[start]
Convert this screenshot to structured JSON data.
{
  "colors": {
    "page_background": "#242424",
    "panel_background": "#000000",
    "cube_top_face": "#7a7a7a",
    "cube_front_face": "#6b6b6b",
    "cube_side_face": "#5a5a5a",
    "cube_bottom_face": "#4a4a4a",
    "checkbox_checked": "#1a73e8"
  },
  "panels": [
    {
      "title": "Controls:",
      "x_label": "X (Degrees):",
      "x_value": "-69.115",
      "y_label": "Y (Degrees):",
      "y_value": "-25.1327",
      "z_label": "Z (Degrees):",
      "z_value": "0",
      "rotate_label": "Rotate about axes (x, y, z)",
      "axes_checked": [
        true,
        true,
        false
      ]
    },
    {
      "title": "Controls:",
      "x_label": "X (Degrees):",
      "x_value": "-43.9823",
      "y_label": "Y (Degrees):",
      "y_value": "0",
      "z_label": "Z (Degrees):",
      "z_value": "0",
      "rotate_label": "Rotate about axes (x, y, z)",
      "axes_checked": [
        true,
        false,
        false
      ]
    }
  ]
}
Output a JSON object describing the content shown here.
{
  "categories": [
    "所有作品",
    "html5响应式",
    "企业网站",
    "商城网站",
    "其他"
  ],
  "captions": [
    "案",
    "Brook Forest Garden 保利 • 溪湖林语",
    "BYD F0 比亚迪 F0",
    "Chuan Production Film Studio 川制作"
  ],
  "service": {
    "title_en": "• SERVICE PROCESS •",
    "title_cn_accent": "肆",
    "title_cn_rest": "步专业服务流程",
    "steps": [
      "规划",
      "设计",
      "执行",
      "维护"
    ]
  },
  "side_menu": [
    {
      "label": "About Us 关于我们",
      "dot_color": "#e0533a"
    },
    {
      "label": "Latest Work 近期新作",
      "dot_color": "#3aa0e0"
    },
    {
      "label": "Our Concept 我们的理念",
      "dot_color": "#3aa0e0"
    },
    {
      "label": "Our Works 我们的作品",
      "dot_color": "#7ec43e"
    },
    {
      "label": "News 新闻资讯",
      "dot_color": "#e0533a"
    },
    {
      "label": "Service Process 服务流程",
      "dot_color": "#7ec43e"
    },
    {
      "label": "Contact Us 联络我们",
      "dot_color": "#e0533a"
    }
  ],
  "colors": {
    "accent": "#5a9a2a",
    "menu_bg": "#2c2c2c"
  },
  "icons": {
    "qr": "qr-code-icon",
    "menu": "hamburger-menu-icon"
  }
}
[end]
Only lines with the word "JSON" are wanted, so copy each one from the records.

Convert this screenshot to structured JSON data.
Output a JSON object describing the content shown here.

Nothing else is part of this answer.